Copy out the records in full, word for word, without pictures.

[START OF RECORDS TO PROCESS]

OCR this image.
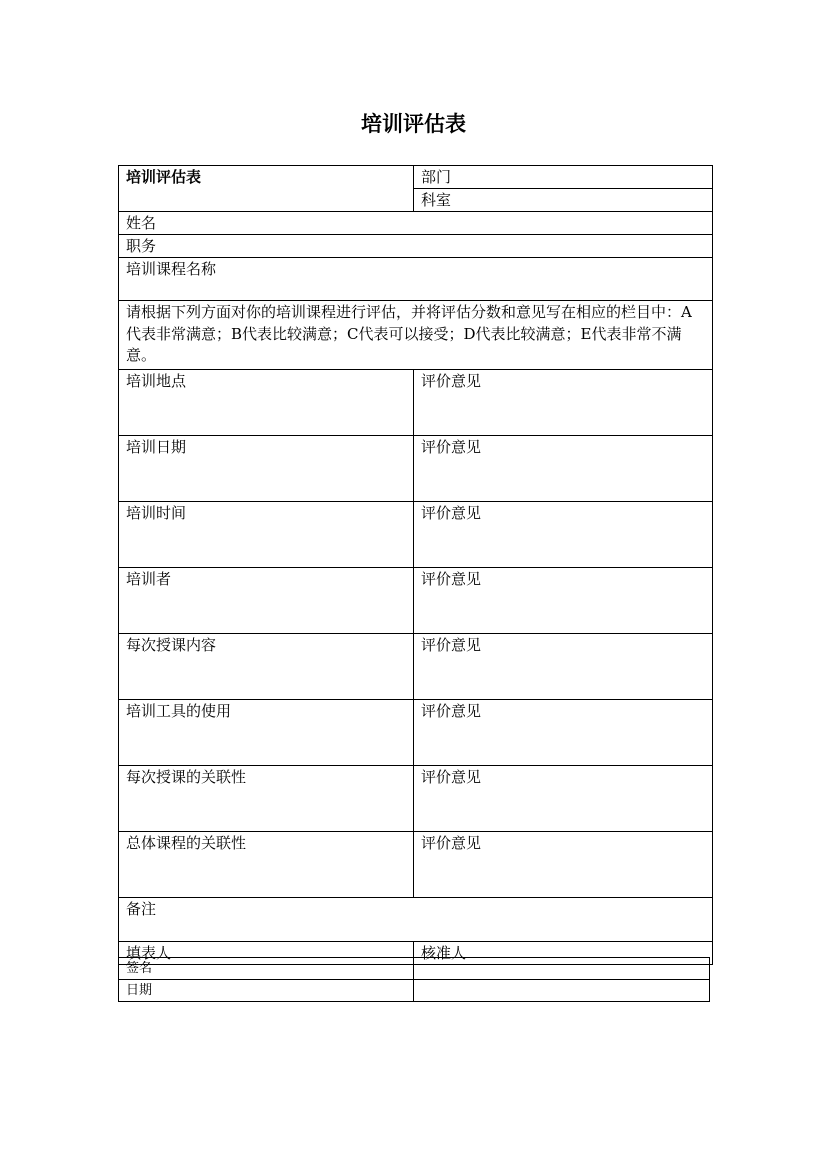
培训评估表
培训评估表	部门
	科室
姓名	
职务	
培训课程名称	
请根据下列方面对你的培训课程进行评估，并将评估分数和意见写在相应的栏目中：A代表非常满意；B代表比较满意；C代表可以接受；D代表比较满意；E代表非常不满意。	
培训地点	评价意见
培训日期	评价意见
培训时间	评价意见
培训者	评价意见
每次授课内容	评价意见
培训工具的使用	评价意见
每次授课的关联性	评价意见
总体课程的关联性	评价意见
备注	
填表人	核准人
签名	
日期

[END OF RECORDS TO PROCESS]

■ RESULT FOR THIS EXERCISE:
OCR this image.
培训评估表
培训评估表	部门
	科室
姓名	
职务	
培训课程名称	
请根据下列方面对你的培训课程进行评估，并将评估分数和意见写在相应的栏目中：A代表非常满意；B代表比较满意；C代表可以接受；D代表比较满意；E代表非常不满意。	
培训地点	评价意见
培训日期	评价意见
培训时间	评价意见
培训者	评价意见
每次授课内容	评价意见
培训工具的使用	评价意见
每次授课的关联性	评价意见
总体课程的关联性	评价意见
备注	
填表人	核准人
签名	
日期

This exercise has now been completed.